Write out the records again, exactly, leaving none out.
>> start Data listing
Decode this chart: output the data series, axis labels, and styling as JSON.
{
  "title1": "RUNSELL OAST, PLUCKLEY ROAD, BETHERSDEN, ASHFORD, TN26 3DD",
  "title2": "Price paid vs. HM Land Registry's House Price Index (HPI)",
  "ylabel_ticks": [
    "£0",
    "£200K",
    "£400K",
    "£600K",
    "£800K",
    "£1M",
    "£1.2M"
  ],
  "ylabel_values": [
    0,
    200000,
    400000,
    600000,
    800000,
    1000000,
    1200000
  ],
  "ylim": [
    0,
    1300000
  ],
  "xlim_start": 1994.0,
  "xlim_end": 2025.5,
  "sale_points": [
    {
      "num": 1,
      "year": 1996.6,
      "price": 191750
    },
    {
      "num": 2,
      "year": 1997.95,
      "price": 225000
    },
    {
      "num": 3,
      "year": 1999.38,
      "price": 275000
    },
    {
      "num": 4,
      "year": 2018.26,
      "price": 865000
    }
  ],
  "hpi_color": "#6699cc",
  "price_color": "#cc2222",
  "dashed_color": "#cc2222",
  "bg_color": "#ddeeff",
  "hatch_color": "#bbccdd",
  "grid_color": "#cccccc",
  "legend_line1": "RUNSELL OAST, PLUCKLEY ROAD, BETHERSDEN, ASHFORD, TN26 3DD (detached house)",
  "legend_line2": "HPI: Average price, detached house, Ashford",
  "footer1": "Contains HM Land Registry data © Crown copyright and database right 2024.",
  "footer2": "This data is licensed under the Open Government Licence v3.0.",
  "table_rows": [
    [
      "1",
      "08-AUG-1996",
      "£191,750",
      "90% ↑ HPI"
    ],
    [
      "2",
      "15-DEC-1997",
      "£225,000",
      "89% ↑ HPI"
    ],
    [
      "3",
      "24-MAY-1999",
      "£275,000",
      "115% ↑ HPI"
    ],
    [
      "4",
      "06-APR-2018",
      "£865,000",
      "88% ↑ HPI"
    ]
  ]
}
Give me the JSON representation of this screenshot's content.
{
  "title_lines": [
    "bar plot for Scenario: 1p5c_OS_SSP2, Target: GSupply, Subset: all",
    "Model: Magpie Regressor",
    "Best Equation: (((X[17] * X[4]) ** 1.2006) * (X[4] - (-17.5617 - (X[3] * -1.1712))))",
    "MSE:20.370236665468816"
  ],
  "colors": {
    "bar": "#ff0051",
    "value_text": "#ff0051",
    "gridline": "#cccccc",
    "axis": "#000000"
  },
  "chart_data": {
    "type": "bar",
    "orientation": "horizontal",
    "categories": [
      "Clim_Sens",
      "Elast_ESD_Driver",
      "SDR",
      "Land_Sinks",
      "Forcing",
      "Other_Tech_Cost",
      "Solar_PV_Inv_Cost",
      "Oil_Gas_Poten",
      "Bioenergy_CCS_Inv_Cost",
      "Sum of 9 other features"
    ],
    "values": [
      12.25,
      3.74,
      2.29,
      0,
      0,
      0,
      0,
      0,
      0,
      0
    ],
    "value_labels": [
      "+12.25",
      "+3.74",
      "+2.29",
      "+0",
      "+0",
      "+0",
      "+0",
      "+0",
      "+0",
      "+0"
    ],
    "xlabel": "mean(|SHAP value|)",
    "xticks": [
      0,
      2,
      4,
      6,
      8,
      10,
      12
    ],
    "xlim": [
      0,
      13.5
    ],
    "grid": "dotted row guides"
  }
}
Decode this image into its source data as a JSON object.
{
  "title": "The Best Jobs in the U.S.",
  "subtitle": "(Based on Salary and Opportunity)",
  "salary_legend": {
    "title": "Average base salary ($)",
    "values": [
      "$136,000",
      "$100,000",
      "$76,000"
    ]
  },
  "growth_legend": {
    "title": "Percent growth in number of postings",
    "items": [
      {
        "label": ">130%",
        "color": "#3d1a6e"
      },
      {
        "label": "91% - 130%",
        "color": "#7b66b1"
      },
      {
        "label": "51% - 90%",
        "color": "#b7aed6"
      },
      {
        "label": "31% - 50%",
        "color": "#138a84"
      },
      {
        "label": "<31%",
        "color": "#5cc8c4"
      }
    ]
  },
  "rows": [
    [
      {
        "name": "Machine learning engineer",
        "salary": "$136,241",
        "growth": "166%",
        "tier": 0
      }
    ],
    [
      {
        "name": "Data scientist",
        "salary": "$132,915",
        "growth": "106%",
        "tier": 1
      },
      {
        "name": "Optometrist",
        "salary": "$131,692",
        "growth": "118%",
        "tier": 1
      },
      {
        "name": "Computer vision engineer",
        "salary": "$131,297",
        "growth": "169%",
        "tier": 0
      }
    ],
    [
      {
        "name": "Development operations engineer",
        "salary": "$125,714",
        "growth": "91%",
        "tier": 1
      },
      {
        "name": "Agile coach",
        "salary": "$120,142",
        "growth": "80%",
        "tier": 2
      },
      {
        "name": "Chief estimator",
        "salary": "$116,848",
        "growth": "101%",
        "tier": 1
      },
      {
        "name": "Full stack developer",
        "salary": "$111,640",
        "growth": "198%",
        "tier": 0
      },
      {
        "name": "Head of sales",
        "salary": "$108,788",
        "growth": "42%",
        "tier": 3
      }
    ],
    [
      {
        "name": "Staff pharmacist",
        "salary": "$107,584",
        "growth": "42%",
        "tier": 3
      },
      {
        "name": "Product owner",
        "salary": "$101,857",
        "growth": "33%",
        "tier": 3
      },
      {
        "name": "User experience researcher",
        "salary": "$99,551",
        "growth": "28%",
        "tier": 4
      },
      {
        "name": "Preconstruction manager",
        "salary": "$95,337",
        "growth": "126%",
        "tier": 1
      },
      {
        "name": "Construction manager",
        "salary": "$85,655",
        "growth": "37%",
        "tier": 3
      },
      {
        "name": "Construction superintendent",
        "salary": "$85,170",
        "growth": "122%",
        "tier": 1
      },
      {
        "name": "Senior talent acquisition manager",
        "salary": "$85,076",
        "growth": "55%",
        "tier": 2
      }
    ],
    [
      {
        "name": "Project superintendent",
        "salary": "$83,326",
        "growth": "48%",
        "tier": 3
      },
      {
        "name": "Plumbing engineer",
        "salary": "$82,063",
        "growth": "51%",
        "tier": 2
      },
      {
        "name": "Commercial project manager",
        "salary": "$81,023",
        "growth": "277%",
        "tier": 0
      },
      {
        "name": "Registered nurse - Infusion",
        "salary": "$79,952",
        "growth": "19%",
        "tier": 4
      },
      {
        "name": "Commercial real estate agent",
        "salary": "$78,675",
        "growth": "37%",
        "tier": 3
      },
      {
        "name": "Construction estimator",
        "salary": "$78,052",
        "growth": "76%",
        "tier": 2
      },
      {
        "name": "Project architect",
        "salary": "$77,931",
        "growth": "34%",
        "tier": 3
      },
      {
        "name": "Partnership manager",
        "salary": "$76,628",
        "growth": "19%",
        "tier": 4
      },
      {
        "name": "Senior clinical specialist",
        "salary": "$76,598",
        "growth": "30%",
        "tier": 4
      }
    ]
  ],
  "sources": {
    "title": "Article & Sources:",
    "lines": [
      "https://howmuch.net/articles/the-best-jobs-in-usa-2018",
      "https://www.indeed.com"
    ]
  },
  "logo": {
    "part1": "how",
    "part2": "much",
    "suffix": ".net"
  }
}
>> end Data listing
Response to this task
Decode this chart: output the data series, axis labels, and styling as JSON.
{
  "title1": "RUNSELL OAST, PLUCKLEY ROAD, BETHERSDEN, ASHFORD, TN26 3DD",
  "title2": "Price paid vs. HM Land Registry's House Price Index (HPI)",
  "ylabel_ticks": [
    "£0",
    "£200K",
    "£400K",
    "£600K",
    "£800K",
    "£1M",
    "£1.2M"
  ],
  "ylabel_values": [
    0,
    200000,
    400000,
    600000,
    800000,
    1000000,
    1200000
  ],
  "ylim": [
    0,
    1300000
  ],
  "xlim_start": 1994.0,
  "xlim_end": 2025.5,
  "sale_points": [
    {
      "num": 1,
      "year": 1996.6,
      "price": 191750
    },
    {
      "num": 2,
      "year": 1997.95,
      "price": 225000
    },
    {
      "num": 3,
      "year": 1999.38,
      "price": 275000
    },
    {
      "num": 4,
      "year": 2018.26,
      "price": 865000
    }
  ],
  "hpi_color": "#6699cc",
  "price_color": "#cc2222",
  "dashed_color": "#cc2222",
  "bg_color": "#ddeeff",
  "hatch_color": "#bbccdd",
  "grid_color": "#cccccc",
  "legend_line1": "RUNSELL OAST, PLUCKLEY ROAD, BETHERSDEN, ASHFORD, TN26 3DD (detached house)",
  "legend_line2": "HPI: Average price, detached house, Ashford",
  "footer1": "Contains HM Land Registry data © Crown copyright and database right 2024.",
  "footer2": "This data is licensed under the Open Government Licence v3.0.",
  "table_rows": [
    [
      "1",
      "08-AUG-1996",
      "£191,750",
      "90% ↑ HPI"
    ],
    [
      "2",
      "15-DEC-1997",
      "£225,000",
      "89% ↑ HPI"
    ],
    [
      "3",
      "24-MAY-1999",
      "£275,000",
      "115% ↑ HPI"
    ],
    [
      "4",
      "06-APR-2018",
      "£865,000",
      "88% ↑ HPI"
    ]
  ]
}
Give me the JSON representation of this screenshot's content.
{
  "title_lines": [
    "bar plot for Scenario: 1p5c_OS_SSP2, Target: GSupply, Subset: all",
    "Model: Magpie Regressor",
    "Best Equation: (((X[17] * X[4]) ** 1.2006) * (X[4] - (-17.5617 - (X[3] * -1.1712))))",
    "MSE:20.370236665468816"
  ],
  "colors": {
    "bar": "#ff0051",
    "value_text": "#ff0051",
    "gridline": "#cccccc",
    "axis": "#000000"
  },
  "chart_data": {
    "type": "bar",
    "orientation": "horizontal",
    "categories": [
      "Clim_Sens",
      "Elast_ESD_Driver",
      "SDR",
      "Land_Sinks",
      "Forcing",
      "Other_Tech_Cost",
      "Solar_PV_Inv_Cost",
      "Oil_Gas_Poten",
      "Bioenergy_CCS_Inv_Cost",
      "Sum of 9 other features"
    ],
    "values": [
      12.25,
      3.74,
      2.29,
      0,
      0,
      0,
      0,
      0,
      0,
      0
    ],
    "value_labels": [
      "+12.25",
      "+3.74",
      "+2.29",
      "+0",
      "+0",
      "+0",
      "+0",
      "+0",
      "+0",
      "+0"
    ],
    "xlabel": "mean(|SHAP value|)",
    "xticks": [
      0,
      2,
      4,
      6,
      8,
      10,
      12
    ],
    "xlim": [
      0,
      13.5
    ],
    "grid": "dotted row guides"
  }
}
Decode this image into its source data as a JSON object.
{
  "title": "The Best Jobs in the U.S.",
  "subtitle": "(Based on Salary and Opportunity)",
  "salary_legend": {
    "title": "Average base salary ($)",
    "values": [
      "$136,000",
      "$100,000",
      "$76,000"
    ]
  },
  "growth_legend": {
    "title": "Percent growth in number of postings",
    "items": [
      {
        "label": ">130%",
        "color": "#3d1a6e"
      },
      {
        "label": "91% - 130%",
        "color": "#7b66b1"
      },
      {
        "label": "51% - 90%",
        "color": "#b7aed6"
      },
      {
        "label": "31% - 50%",
        "color": "#138a84"
      },
      {
        "label": "<31%",
        "color": "#5cc8c4"
      }
    ]
  },
  "rows": [
    [
      {
        "name": "Machine learning engineer",
        "salary": "$136,241",
        "growth": "166%",
        "tier": 0
      }
    ],
    [
      {
        "name": "Data scientist",
        "salary": "$132,915",
        "growth": "106%",
        "tier": 1
      },
      {
        "name": "Optometrist",
        "salary": "$131,692",
        "growth": "118%",
        "tier": 1
      },
      {
        "name": "Computer vision engineer",
        "salary": "$131,297",
        "growth": "169%",
        "tier": 0
      }
    ],
    [
      {
        "name": "Development operations engineer",
        "salary": "$125,714",
        "growth": "91%",
        "tier": 1
      },
      {
        "name": "Agile coach",
        "salary": "$120,142",
        "growth": "80%",
        "tier": 2
      },
      {
        "name": "Chief estimator",
        "salary": "$116,848",
        "growth": "101%",
        "tier": 1
      },
      {
        "name": "Full stack developer",
        "salary": "$111,640",
        "growth": "198%",
        "tier": 0
      },
      {
        "name": "Head of sales",
        "salary": "$108,788",
        "growth": "42%",
        "tier": 3
      }
    ],
    [
      {
        "name": "Staff pharmacist",
        "salary": "$107,584",
        "growth": "42%",
        "tier": 3
      },
      {
        "name": "Product owner",
        "salary": "$101,857",
        "growth": "33%",
        "tier": 3
      },
      {
        "name": "User experience researcher",
        "salary": "$99,551",
        "growth": "28%",
        "tier": 4
      },
      {
        "name": "Preconstruction manager",
        "salary": "$95,337",
        "growth": "126%",
        "tier": 1
      },
      {
        "name": "Construction manager",
        "salary": "$85,655",
        "growth": "37%",
        "tier": 3
      },
      {
        "name": "Construction superintendent",
        "salary": "$85,170",
        "growth": "122%",
        "tier": 1
      },
      {
        "name": "Senior talent acquisition manager",
        "salary": "$85,076",
        "growth": "55%",
        "tier": 2
      }
    ],
    [
      {
        "name": "Project superintendent",
        "salary": "$83,326",
        "growth": "48%",
        "tier": 3
      },
      {
        "name": "Plumbing engineer",
        "salary": "$82,063",
        "growth": "51%",
        "tier": 2
      },
      {
        "name": "Commercial project manager",
        "salary": "$81,023",
        "growth": "277%",
        "tier": 0
      },
      {
        "name": "Registered nurse - Infusion",
        "salary": "$79,952",
        "growth": "19%",
        "tier": 4
      },
      {
        "name": "Commercial real estate agent",
        "salary": "$78,675",
        "growth": "37%",
        "tier": 3
      },
      {
        "name": "Construction estimator",
        "salary": "$78,052",
        "growth": "76%",
        "tier": 2
      },
      {
        "name": "Project architect",
        "salary": "$77,931",
        "growth": "34%",
        "tier": 3
      },
      {
        "name": "Partnership manager",
        "salary": "$76,628",
        "growth": "19%",
        "tier": 4
      },
      {
        "name": "Senior clinical specialist",
        "salary": "$76,598",
        "growth": "30%",
        "tier": 4
      }
    ]
  ],
  "sources": {
    "title": "Article & Sources:",
    "lines": [
      "https://howmuch.net/articles/the-best-jobs-in-usa-2018",
      "https://www.indeed.com"
    ]
  },
  "logo": {
    "part1": "how",
    "part2": "much",
    "suffix": ".net"
  }
}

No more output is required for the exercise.